● Task:
Reproduce the listing word for word, from its first line up to and including the line with "bullet-item: • candidate generation".

********************

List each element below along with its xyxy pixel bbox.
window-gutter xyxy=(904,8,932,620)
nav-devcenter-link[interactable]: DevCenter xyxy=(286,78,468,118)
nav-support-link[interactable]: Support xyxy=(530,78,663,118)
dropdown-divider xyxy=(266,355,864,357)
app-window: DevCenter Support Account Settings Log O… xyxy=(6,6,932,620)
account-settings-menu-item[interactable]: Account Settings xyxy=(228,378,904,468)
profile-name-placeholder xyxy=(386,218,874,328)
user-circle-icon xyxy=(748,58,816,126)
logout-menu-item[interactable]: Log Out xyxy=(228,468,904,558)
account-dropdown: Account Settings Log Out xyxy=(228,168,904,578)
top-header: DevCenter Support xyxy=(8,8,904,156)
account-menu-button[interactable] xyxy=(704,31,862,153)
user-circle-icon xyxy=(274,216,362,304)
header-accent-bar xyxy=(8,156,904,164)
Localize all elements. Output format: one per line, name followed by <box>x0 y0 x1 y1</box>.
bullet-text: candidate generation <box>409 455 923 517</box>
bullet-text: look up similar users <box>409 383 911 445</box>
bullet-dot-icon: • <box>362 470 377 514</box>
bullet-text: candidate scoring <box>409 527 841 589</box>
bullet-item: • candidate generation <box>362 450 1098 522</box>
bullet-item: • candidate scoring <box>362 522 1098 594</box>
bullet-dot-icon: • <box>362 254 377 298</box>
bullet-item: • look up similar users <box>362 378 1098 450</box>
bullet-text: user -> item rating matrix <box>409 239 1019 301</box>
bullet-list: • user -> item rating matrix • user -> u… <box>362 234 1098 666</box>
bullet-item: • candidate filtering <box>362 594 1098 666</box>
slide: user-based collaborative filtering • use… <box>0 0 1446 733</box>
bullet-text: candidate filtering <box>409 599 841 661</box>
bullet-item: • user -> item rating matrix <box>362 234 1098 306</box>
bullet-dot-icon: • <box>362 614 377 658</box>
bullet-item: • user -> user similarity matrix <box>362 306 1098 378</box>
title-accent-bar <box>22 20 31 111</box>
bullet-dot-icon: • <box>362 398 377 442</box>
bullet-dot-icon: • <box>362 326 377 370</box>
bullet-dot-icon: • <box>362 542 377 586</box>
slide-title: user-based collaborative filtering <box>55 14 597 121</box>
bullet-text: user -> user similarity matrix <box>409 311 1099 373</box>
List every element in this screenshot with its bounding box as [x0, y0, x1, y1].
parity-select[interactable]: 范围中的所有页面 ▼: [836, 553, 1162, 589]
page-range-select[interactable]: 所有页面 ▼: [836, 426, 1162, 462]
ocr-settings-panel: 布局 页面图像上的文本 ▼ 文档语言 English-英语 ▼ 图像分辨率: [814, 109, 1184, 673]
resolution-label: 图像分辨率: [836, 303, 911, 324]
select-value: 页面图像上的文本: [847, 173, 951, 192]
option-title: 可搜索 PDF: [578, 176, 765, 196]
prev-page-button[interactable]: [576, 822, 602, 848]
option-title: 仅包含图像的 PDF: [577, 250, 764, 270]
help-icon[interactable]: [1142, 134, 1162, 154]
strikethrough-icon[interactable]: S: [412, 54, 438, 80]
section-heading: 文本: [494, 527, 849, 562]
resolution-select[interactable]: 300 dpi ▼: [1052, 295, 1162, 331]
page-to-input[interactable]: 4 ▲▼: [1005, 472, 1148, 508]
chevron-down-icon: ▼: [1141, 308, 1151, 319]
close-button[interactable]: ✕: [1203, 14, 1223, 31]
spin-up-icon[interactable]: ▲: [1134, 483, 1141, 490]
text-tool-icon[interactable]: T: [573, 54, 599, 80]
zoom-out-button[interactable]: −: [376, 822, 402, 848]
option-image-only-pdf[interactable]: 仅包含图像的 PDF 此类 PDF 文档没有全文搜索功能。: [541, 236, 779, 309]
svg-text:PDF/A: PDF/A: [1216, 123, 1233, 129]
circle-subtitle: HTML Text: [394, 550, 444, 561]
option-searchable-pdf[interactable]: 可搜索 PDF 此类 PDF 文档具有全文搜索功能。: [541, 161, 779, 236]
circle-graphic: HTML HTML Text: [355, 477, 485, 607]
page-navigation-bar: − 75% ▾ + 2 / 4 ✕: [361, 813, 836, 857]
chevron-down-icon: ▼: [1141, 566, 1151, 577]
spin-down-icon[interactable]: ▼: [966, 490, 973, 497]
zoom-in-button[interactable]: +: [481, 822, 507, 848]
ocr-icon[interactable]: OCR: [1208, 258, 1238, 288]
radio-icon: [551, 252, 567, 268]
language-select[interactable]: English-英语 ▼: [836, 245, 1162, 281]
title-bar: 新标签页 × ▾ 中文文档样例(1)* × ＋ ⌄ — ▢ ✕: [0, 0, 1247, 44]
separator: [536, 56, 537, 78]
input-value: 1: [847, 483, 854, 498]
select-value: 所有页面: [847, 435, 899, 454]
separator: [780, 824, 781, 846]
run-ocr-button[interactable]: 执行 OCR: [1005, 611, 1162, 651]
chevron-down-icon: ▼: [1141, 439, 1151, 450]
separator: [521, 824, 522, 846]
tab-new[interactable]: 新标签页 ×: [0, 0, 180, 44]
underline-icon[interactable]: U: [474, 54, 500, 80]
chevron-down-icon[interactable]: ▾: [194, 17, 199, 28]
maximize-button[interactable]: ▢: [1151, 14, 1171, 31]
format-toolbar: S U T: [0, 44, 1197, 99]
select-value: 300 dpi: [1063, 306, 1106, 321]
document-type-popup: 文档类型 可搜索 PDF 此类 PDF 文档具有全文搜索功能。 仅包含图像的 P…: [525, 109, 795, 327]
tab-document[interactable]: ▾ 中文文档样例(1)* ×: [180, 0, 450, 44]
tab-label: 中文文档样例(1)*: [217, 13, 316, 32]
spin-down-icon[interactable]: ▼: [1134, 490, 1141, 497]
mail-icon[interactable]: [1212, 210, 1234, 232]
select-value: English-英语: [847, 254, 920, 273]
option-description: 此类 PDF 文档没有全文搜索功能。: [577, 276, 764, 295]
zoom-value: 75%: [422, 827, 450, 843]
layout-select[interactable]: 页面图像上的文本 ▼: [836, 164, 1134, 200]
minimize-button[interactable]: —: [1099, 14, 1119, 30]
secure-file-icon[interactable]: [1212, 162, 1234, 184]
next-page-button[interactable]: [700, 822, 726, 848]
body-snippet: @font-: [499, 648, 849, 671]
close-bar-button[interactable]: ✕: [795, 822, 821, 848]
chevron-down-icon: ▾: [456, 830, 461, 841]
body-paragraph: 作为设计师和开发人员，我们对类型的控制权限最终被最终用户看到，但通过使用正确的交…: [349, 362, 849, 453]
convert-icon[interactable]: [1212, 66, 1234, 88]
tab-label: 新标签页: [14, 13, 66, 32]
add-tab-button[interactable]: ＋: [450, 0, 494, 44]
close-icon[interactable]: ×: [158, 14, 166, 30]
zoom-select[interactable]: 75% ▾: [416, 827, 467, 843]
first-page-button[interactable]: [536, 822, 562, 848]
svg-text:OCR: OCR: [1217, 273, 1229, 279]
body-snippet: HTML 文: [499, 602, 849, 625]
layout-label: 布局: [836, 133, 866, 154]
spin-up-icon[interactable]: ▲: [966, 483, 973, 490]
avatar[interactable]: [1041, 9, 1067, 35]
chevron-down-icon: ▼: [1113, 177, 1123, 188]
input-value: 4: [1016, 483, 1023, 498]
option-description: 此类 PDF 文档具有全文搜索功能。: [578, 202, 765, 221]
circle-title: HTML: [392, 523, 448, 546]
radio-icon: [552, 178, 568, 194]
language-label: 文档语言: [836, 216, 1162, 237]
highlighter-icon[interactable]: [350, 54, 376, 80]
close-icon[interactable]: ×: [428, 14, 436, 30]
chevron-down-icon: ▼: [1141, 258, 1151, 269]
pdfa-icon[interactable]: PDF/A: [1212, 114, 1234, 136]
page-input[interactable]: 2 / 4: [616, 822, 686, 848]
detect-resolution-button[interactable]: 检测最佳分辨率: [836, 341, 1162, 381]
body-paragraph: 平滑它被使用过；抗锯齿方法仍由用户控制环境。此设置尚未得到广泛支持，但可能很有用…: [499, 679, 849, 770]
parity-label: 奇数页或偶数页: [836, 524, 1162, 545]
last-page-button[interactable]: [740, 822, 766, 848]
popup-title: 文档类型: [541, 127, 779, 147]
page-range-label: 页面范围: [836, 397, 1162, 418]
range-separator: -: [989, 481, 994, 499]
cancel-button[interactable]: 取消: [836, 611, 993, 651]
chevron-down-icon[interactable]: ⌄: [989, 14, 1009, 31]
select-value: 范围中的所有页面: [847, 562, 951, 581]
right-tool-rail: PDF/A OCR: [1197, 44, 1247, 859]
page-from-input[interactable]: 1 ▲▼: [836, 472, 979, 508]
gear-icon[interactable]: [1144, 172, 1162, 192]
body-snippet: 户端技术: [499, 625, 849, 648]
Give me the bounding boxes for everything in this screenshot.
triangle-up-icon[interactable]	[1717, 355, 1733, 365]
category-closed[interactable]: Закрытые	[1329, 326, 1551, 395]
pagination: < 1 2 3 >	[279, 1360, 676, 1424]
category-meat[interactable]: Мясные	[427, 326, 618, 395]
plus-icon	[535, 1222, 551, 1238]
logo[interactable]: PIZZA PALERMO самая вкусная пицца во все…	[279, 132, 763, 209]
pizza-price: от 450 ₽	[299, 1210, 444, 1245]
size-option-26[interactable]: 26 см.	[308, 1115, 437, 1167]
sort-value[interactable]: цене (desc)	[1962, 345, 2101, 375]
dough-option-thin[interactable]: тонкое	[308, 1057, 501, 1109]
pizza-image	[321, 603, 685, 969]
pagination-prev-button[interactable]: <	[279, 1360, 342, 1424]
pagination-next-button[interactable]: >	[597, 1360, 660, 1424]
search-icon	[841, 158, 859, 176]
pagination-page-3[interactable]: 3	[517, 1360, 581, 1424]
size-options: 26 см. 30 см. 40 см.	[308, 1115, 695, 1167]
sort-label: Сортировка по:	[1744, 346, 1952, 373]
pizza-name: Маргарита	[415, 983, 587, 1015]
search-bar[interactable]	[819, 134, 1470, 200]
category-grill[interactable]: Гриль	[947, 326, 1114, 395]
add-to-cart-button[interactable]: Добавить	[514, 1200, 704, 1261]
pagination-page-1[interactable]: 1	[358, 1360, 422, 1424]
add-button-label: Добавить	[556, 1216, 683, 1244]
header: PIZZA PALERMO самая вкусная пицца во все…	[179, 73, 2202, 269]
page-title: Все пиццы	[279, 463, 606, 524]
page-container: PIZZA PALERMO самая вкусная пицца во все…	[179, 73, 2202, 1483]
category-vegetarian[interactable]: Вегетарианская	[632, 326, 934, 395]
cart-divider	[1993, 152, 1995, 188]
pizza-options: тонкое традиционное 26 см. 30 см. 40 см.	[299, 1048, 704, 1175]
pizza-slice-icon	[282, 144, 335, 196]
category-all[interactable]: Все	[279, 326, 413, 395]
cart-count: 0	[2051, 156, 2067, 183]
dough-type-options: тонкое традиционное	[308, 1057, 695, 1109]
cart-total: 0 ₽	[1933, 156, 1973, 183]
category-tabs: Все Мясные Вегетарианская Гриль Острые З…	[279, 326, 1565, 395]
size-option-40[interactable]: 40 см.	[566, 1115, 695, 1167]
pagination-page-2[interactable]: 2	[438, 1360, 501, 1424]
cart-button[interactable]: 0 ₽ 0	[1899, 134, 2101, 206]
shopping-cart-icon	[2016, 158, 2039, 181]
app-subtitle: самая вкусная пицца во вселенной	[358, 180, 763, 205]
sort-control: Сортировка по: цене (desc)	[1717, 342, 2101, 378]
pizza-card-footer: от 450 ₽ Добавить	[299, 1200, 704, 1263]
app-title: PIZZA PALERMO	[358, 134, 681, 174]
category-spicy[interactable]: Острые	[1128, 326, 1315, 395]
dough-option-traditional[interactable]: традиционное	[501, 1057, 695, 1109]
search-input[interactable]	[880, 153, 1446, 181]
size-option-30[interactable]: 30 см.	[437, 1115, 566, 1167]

********************

● Solution to this exercise:
List each element below along with its xyxy pixel bbox.
window-gutter xyxy=(904,8,932,620)
nav-devcenter-link[interactable]: DevCenter xyxy=(286,78,468,118)
nav-support-link[interactable]: Support xyxy=(530,78,663,118)
dropdown-divider xyxy=(266,355,864,357)
app-window: DevCenter Support Account Settings Log O… xyxy=(6,6,932,620)
account-settings-menu-item[interactable]: Account Settings xyxy=(228,378,904,468)
profile-name-placeholder xyxy=(386,218,874,328)
user-circle-icon xyxy=(748,58,816,126)
logout-menu-item[interactable]: Log Out xyxy=(228,468,904,558)
account-dropdown: Account Settings Log Out xyxy=(228,168,904,578)
top-header: DevCenter Support xyxy=(8,8,904,156)
account-menu-button[interactable] xyxy=(704,31,862,153)
user-circle-icon xyxy=(274,216,362,304)
header-accent-bar xyxy=(8,156,904,164)
Localize all elements. Output format: one per line, name followed by <box>x0 y0 x1 y1</box>.
bullet-text: candidate generation <box>409 455 923 517</box>
bullet-text: look up similar users <box>409 383 911 445</box>
bullet-dot-icon: • <box>362 470 377 514</box>
bullet-text: candidate scoring <box>409 527 841 589</box>
bullet-item: • candidate generation <box>362 450 1098 522</box>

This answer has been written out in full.